- **Do this**
Write every record out again exactly, and keep images out of it.

- **Provided material**
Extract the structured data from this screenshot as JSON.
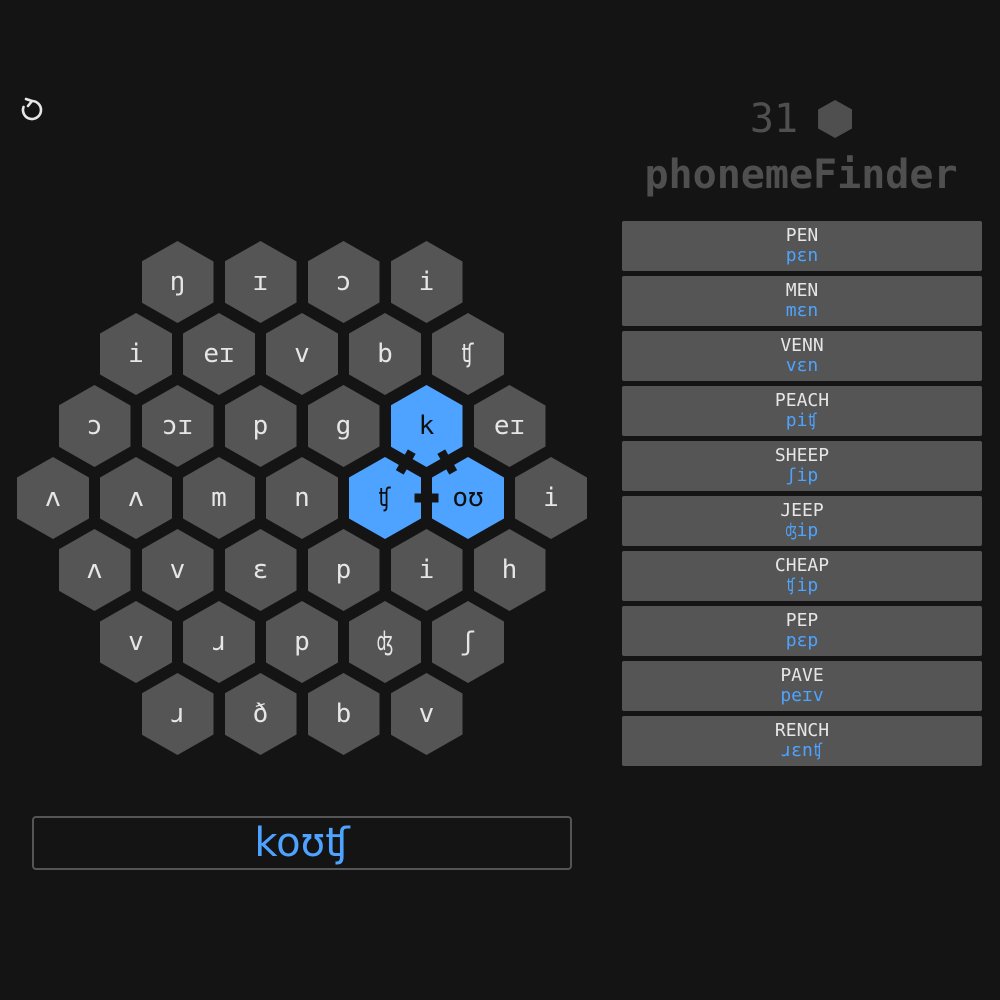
{
  "app": {
    "title": "phonemeFinder"
  },
  "reset": {
    "icon": "reset-icon"
  },
  "score": {
    "value": "31",
    "icon": "hexagon-icon"
  },
  "colors": {
    "selected": "#4da3ff",
    "cell": "#555555",
    "background": "#141414"
  },
  "board": {
    "rows": [
      [
        "ŋ",
        "ɪ",
        "ɔ",
        "i"
      ],
      [
        "i",
        "eɪ",
        "v",
        "b",
        "ʧ"
      ],
      [
        "ɔ",
        "ɔɪ",
        "p",
        "g",
        "k",
        "eɪ"
      ],
      [
        "ʌ",
        "ʌ",
        "m",
        "n",
        "ʧ",
        "oʊ",
        "i"
      ],
      [
        "ʌ",
        "v",
        "ɛ",
        "p",
        "i",
        "h"
      ],
      [
        "v",
        "ɹ",
        "p",
        "ʤ",
        "ʃ"
      ],
      [
        "ɹ",
        "ð",
        "b",
        "v"
      ]
    ],
    "selected": [
      [
        2,
        4
      ],
      [
        3,
        4
      ],
      [
        3,
        5
      ]
    ]
  },
  "current_word": "koʊʧ",
  "found_words": [
    {
      "word": "PEN",
      "ipa": "pɛn"
    },
    {
      "word": "MEN",
      "ipa": "mɛn"
    },
    {
      "word": "VENN",
      "ipa": "vɛn"
    },
    {
      "word": "PEACH",
      "ipa": "piʧ"
    },
    {
      "word": "SHEEP",
      "ipa": "ʃip"
    },
    {
      "word": "JEEP",
      "ipa": "ʤip"
    },
    {
      "word": "CHEAP",
      "ipa": "ʧip"
    },
    {
      "word": "PEP",
      "ipa": "pɛp"
    },
    {
      "word": "PAVE",
      "ipa": "peɪv"
    },
    {
      "word": "RENCH",
      "ipa": "ɹɛnʧ"
    }
  ]
}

- **Answer for the task**
Extract the structured data from this screenshot as JSON.
{
  "app": {
    "title": "phonemeFinder"
  },
  "reset": {
    "icon": "reset-icon"
  },
  "score": {
    "value": "31",
    "icon": "hexagon-icon"
  },
  "colors": {
    "selected": "#4da3ff",
    "cell": "#555555",
    "background": "#141414"
  },
  "board": {
    "rows": [
      [
        "ŋ",
        "ɪ",
        "ɔ",
        "i"
      ],
      [
        "i",
        "eɪ",
        "v",
        "b",
        "ʧ"
      ],
      [
        "ɔ",
        "ɔɪ",
        "p",
        "g",
        "k",
        "eɪ"
      ],
      [
        "ʌ",
        "ʌ",
        "m",
        "n",
        "ʧ",
        "oʊ",
        "i"
      ],
      [
        "ʌ",
        "v",
        "ɛ",
        "p",
        "i",
        "h"
      ],
      [
        "v",
        "ɹ",
        "p",
        "ʤ",
        "ʃ"
      ],
      [
        "ɹ",
        "ð",
        "b",
        "v"
      ]
    ],
    "selected": [
      [
        2,
        4
      ],
      [
        3,
        4
      ],
      [
        3,
        5
      ]
    ]
  },
  "current_word": "koʊʧ",
  "found_words": [
    {
      "word": "PEN",
      "ipa": "pɛn"
    },
    {
      "word": "MEN",
      "ipa": "mɛn"
    },
    {
      "word": "VENN",
      "ipa": "vɛn"
    },
    {
      "word": "PEACH",
      "ipa": "piʧ"
    },
    {
      "word": "SHEEP",
      "ipa": "ʃip"
    },
    {
      "word": "JEEP",
      "ipa": "ʤip"
    },
    {
      "word": "CHEAP",
      "ipa": "ʧip"
    },
    {
      "word": "PEP",
      "ipa": "pɛp"
    },
    {
      "word": "PAVE",
      "ipa": "peɪv"
    },
    {
      "word": "RENCH",
      "ipa": "ɹɛnʧ"
    }
  ]
}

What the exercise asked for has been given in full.